» EXERCISE OBJECTIVE: Leave out any picture and return the remaining listing below exactly as given.

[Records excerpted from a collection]
========================================================================
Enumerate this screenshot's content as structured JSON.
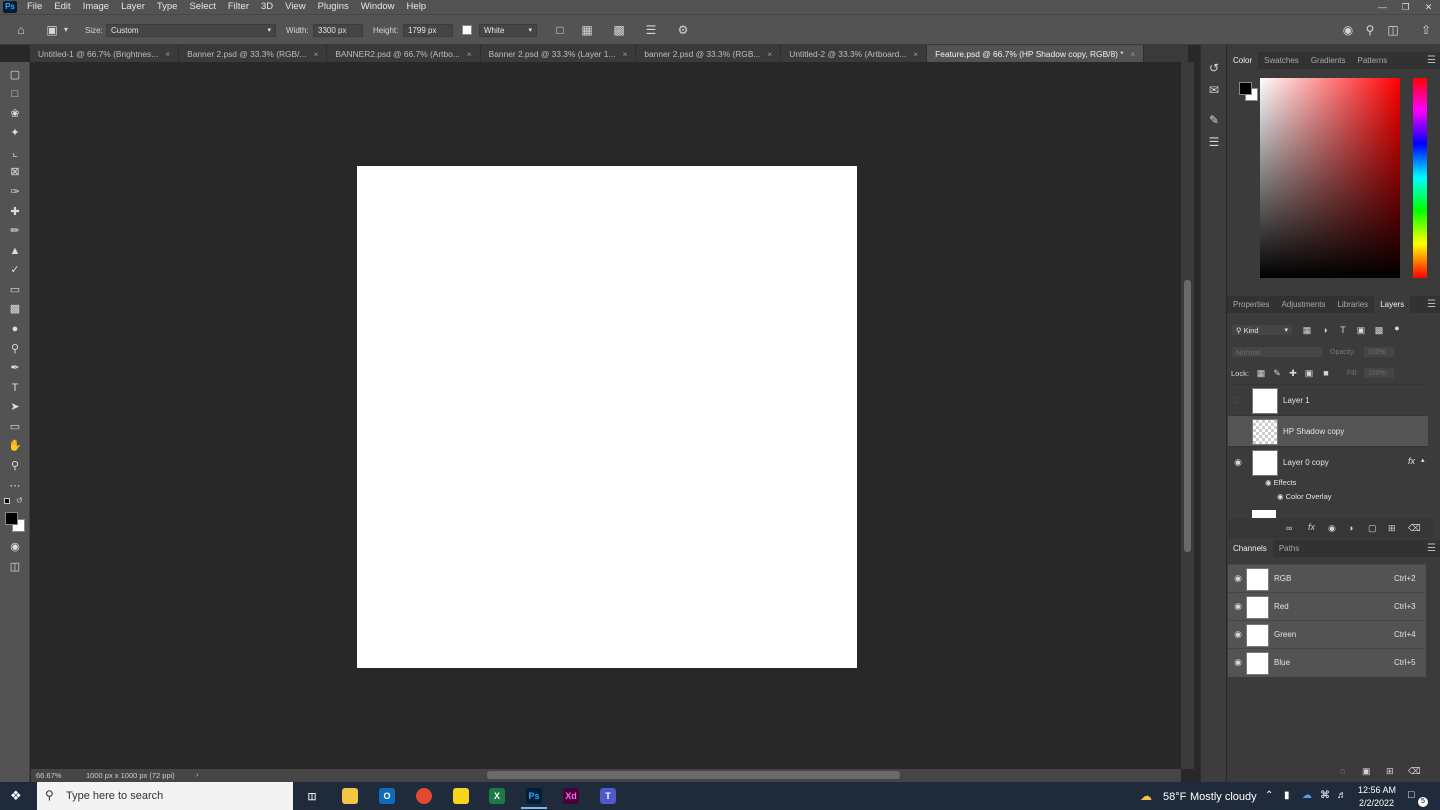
{
  "app": {
    "logo": "Ps",
    "menu": [
      "File",
      "Edit",
      "Image",
      "Layer",
      "Type",
      "Select",
      "Filter",
      "3D",
      "View",
      "Plugins",
      "Window",
      "Help"
    ]
  },
  "options_bar": {
    "size_label": "Size:",
    "size_value": "Custom",
    "width_label": "Width:",
    "width_value": "3300 px",
    "height_label": "Height:",
    "height_value": "1799 px",
    "fill_value": "White"
  },
  "tabs": [
    {
      "label": "Untitled-1 @ 66.7% (Brightnes...",
      "active": false
    },
    {
      "label": "Banner 2.psd @ 33.3% (RGB/...",
      "active": false
    },
    {
      "label": "BANNER2.psd @ 66.7% (Artbo...",
      "active": false
    },
    {
      "label": "Banner 2.psd @ 33.3% (Layer 1...",
      "active": false
    },
    {
      "label": "banner 2.psd @ 33.3% (RGB...",
      "active": false
    },
    {
      "label": "Untitled-2 @ 33.3% (Artboard...",
      "active": false
    },
    {
      "label": "Feature.psd @ 66.7% (HP Shadow copy, RGB/8) *",
      "active": true
    }
  ],
  "status_bar": {
    "zoom": "66.67%",
    "doc_info": "1000 px x 1000 px (72 ppi)"
  },
  "color_panel": {
    "tabs": [
      "Color",
      "Swatches",
      "Gradients",
      "Patterns"
    ],
    "active_tab": "Color",
    "foreground": "#000000",
    "background": "#ffffff"
  },
  "layers_panel": {
    "tabs": [
      "Properties",
      "Adjustments",
      "Libraries",
      "Layers"
    ],
    "active_tab": "Layers",
    "filter_kind": "Kind",
    "blend_mode": "Normal",
    "opacity_label": "Opacity:",
    "opacity_value": "100%",
    "lock_label": "Lock:",
    "fill_label": "Fill:",
    "fill_value": "100%",
    "layers": [
      {
        "name": "Layer 1",
        "visible": false,
        "selected": false
      },
      {
        "name": "HP Shadow copy",
        "visible": false,
        "selected": true
      },
      {
        "name": "Layer 0 copy",
        "visible": true,
        "selected": false,
        "fx": "fx"
      }
    ],
    "effects_label": "Effects",
    "effect_item": "Color Overlay"
  },
  "channels_panel": {
    "tabs": [
      "Channels",
      "Paths"
    ],
    "active_tab": "Channels",
    "channels": [
      {
        "name": "RGB",
        "shortcut": "Ctrl+2"
      },
      {
        "name": "Red",
        "shortcut": "Ctrl+3"
      },
      {
        "name": "Green",
        "shortcut": "Ctrl+4"
      },
      {
        "name": "Blue",
        "shortcut": "Ctrl+5"
      }
    ]
  },
  "taskbar": {
    "search_placeholder": "Type here to search",
    "weather_temp": "58°F",
    "weather_desc": "Mostly cloudy",
    "time": "12:56 AM",
    "date": "2/2/2022",
    "notification_count": "5",
    "apps": [
      {
        "icon": "task-view-icon",
        "label": "",
        "color": "#1f2a3a"
      },
      {
        "icon": "file-explorer-icon",
        "label": "",
        "color": "#f4c542"
      },
      {
        "icon": "outlook-icon",
        "label": "O",
        "color": "#0f6cbd"
      },
      {
        "icon": "chrome-icon",
        "label": "",
        "color": "#e24a33"
      },
      {
        "icon": "sticky-notes-icon",
        "label": "",
        "color": "#f7d51d"
      },
      {
        "icon": "excel-icon",
        "label": "X",
        "color": "#1d7a45"
      },
      {
        "icon": "photoshop-icon",
        "label": "Ps",
        "color": "#001e36"
      },
      {
        "icon": "adobe-xd-icon",
        "label": "Xd",
        "color": "#470137"
      },
      {
        "icon": "teams-icon",
        "label": "T",
        "color": "#5059c9"
      }
    ]
  }
}
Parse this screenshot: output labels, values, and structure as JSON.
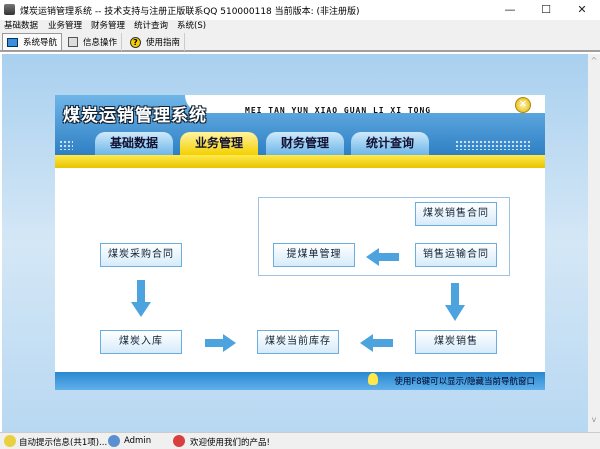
========================================================================
» RESULT:
Enumerate this screenshot's content as structured JSON.
{
  "app": {
    "logo": "Ps",
    "menu": [
      "File",
      "Edit",
      "Image",
      "Layer",
      "Type",
      "Select",
      "Filter",
      "3D",
      "View",
      "Plugins",
      "Window",
      "Help"
    ]
  },
  "options_bar": {
    "size_label": "Size:",
    "size_value": "Custom",
    "width_label": "Width:",
    "width_value": "3300 px",
    "height_label": "Height:",
    "height_value": "1799 px",
    "fill_value": "White"
  },
  "tabs": [
    {
      "label": "Untitled-1 @ 66.7% (Brightnes...",
      "active": false
    },
    {
      "label": "Banner 2.psd @ 33.3% (RGB/...",
      "active": false
    },
    {
      "label": "BANNER2.psd @ 66.7% (Artbo...",
      "active": false
    },
    {
      "label": "Banner 2.psd @ 33.3% (Layer 1...",
      "active": false
    },
    {
      "label": "banner 2.psd @ 33.3% (RGB...",
      "active": false
    },
    {
      "label": "Untitled-2 @ 33.3% (Artboard...",
      "active": false
    },
    {
      "label": "Feature.psd @ 66.7% (HP Shadow copy, RGB/8) *",
      "active": true
    }
  ],
  "status_bar": {
    "zoom": "66.67%",
    "doc_info": "1000 px x 1000 px (72 ppi)"
  },
  "color_panel": {
    "tabs": [
      "Color",
      "Swatches",
      "Gradients",
      "Patterns"
    ],
    "active_tab": "Color",
    "foreground": "#000000",
    "background": "#ffffff"
  },
  "layers_panel": {
    "tabs": [
      "Properties",
      "Adjustments",
      "Libraries",
      "Layers"
    ],
    "active_tab": "Layers",
    "filter_kind": "Kind",
    "blend_mode": "Normal",
    "opacity_label": "Opacity:",
    "opacity_value": "100%",
    "lock_label": "Lock:",
    "fill_label": "Fill:",
    "fill_value": "100%",
    "layers": [
      {
        "name": "Layer 1",
        "visible": false,
        "selected": false
      },
      {
        "name": "HP Shadow copy",
        "visible": false,
        "selected": true
      },
      {
        "name": "Layer 0 copy",
        "visible": true,
        "selected": false,
        "fx": "fx"
      }
    ],
    "effects_label": "Effects",
    "effect_item": "Color Overlay"
  },
  "channels_panel": {
    "tabs": [
      "Channels",
      "Paths"
    ],
    "active_tab": "Channels",
    "channels": [
      {
        "name": "RGB",
        "shortcut": "Ctrl+2"
      },
      {
        "name": "Red",
        "shortcut": "Ctrl+3"
      },
      {
        "name": "Green",
        "shortcut": "Ctrl+4"
      },
      {
        "name": "Blue",
        "shortcut": "Ctrl+5"
      }
    ]
  },
  "taskbar": {
    "search_placeholder": "Type here to search",
    "weather_temp": "58°F",
    "weather_desc": "Mostly cloudy",
    "time": "12:56 AM",
    "date": "2/2/2022",
    "notification_count": "5",
    "apps": [
      {
        "icon": "task-view-icon",
        "label": "",
        "color": "#1f2a3a"
      },
      {
        "icon": "file-explorer-icon",
        "label": "",
        "color": "#f4c542"
      },
      {
        "icon": "outlook-icon",
        "label": "O",
        "color": "#0f6cbd"
      },
      {
        "icon": "chrome-icon",
        "label": "",
        "color": "#e24a33"
      },
      {
        "icon": "sticky-notes-icon",
        "label": "",
        "color": "#f7d51d"
      },
      {
        "icon": "excel-icon",
        "label": "X",
        "color": "#1d7a45"
      },
      {
        "icon": "photoshop-icon",
        "label": "Ps",
        "color": "#001e36"
      },
      {
        "icon": "adobe-xd-icon",
        "label": "Xd",
        "color": "#470137"
      },
      {
        "icon": "teams-icon",
        "label": "T",
        "color": "#5059c9"
      }
    ]
  }
}
Parse this screenshot: output labels, values, and structure as JSON.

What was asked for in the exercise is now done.